▸ **Supplied material**:
+-------+

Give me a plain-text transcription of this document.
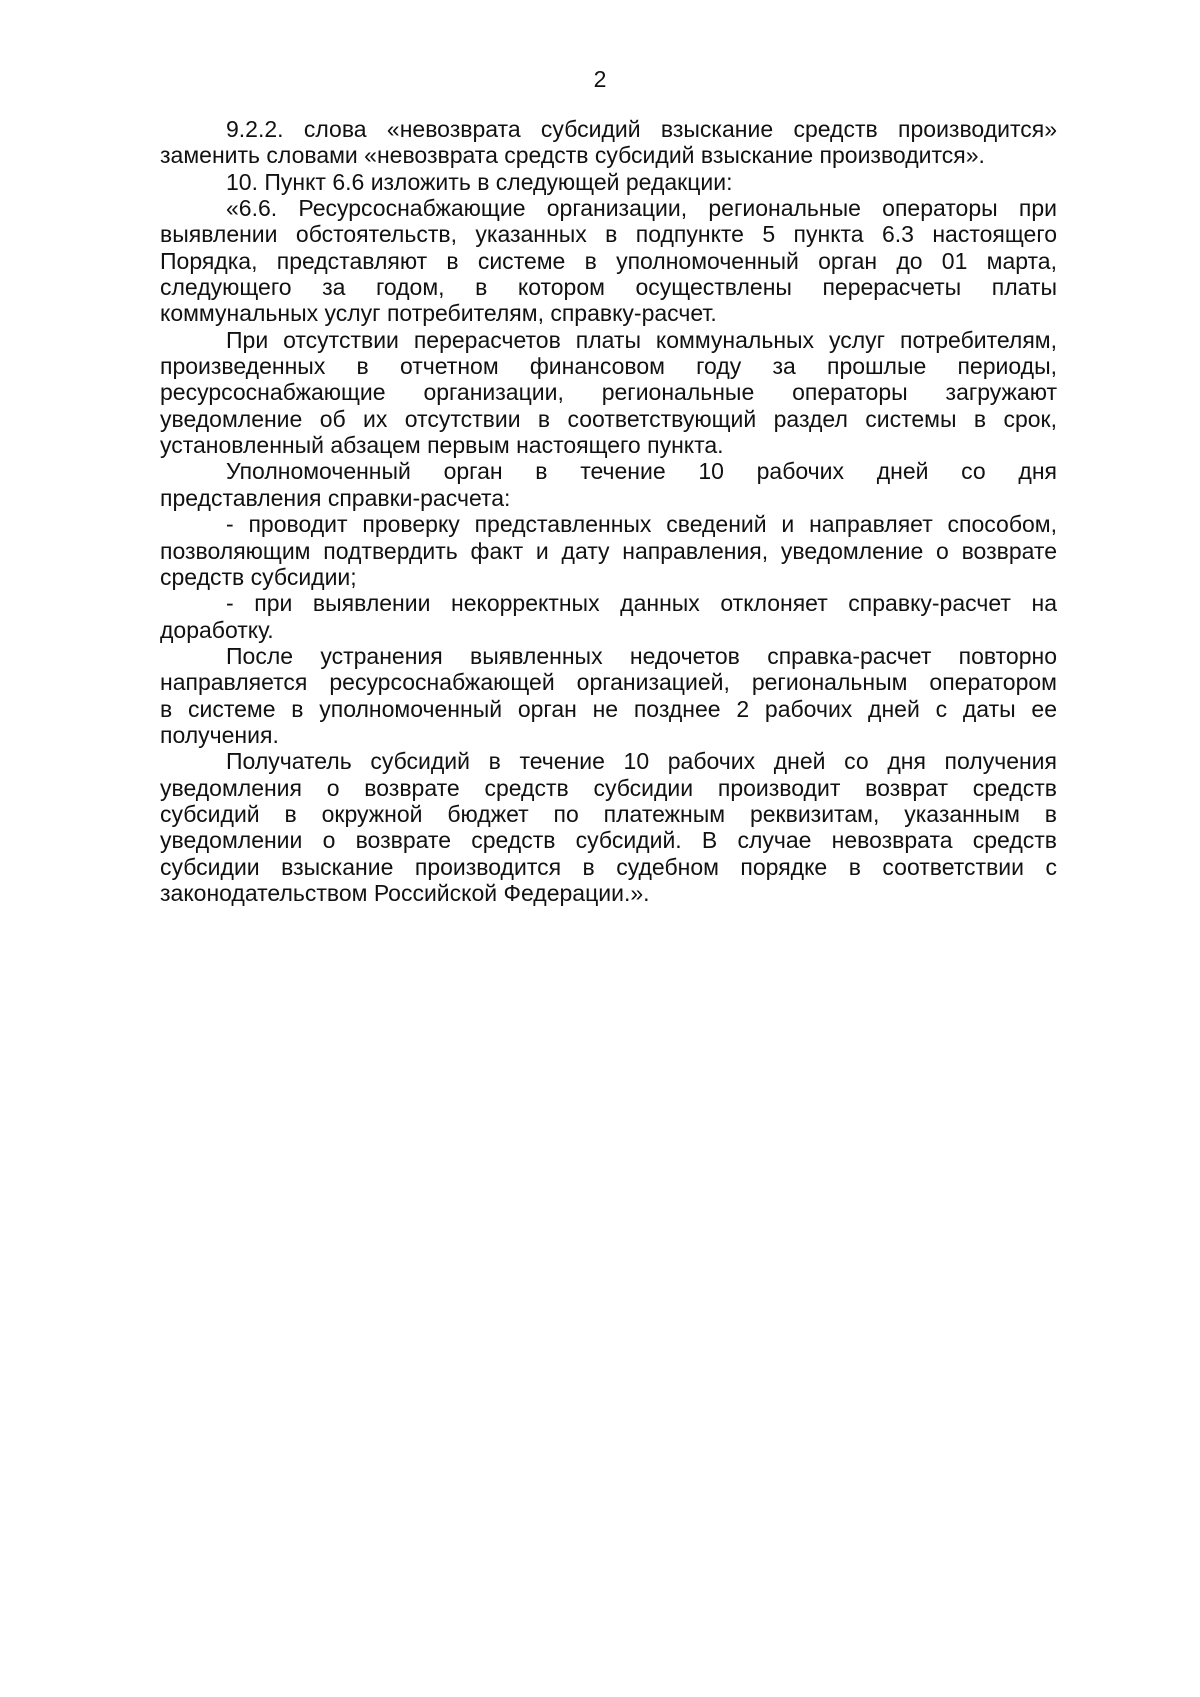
2
9.2.2. слова «невозврата субсидий взыскание средств производится»
заменить словами «невозврата средств субсидий взыскание производится».
10. Пункт 6.6 изложить в следующей редакции:
«6.6. Ресурсоснабжающие организации, региональные операторы при
выявлении обстоятельств, указанных в подпункте 5 пункта 6.3 настоящего
Порядка, представляют в системе в уполномоченный орган до 01 марта,
следующего за годом, в котором осуществлены перерасчеты платы
коммунальных услуг потребителям, справку-расчет.
При отсутствии перерасчетов платы коммунальных услуг потребителям,
произведенных в отчетном финансовом году за прошлые периоды,
ресурсоснабжающие организации, региональные операторы загружают
уведомление об их отсутствии в соответствующий раздел системы в срок,
установленный абзацем первым настоящего пункта.
Уполномоченный орган в течение 10 рабочих дней со дня
представления справки-расчета:
- проводит проверку представленных сведений и направляет способом,
позволяющим подтвердить факт и дату направления, уведомление о возврате
средств субсидии;
- при выявлении некорректных данных отклоняет справку-расчет на
доработку.
После устранения выявленных недочетов справка-расчет повторно
направляется ресурсоснабжающей организацией, региональным оператором
в системе в уполномоченный орган не позднее 2 рабочих дней с даты ее
получения.
Получатель субсидий в течение 10 рабочих дней со дня получения
уведомления о возврате средств субсидии производит возврат средств
субсидий в окружной бюджет по платежным реквизитам, указанным в
уведомлении о возврате средств субсидий. В случае невозврата средств
субсидии взыскание производится в судебном порядке в соответствии с
законодательством Российской Федерации.».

+-------+

In the records above, find each line that holds the word "субсидий"; copy all such lines.

9.2.2. слова «невозврата субсидий взыскание средств производится»
заменить словами «невозврата средств субсидий взыскание производится».
Получатель субсидий в течение 10 рабочих дней со дня получения
субсидий в окружной бюджет по платежным реквизитам, указанным в
уведомлении о возврате средств субсидий. В случае невозврата средств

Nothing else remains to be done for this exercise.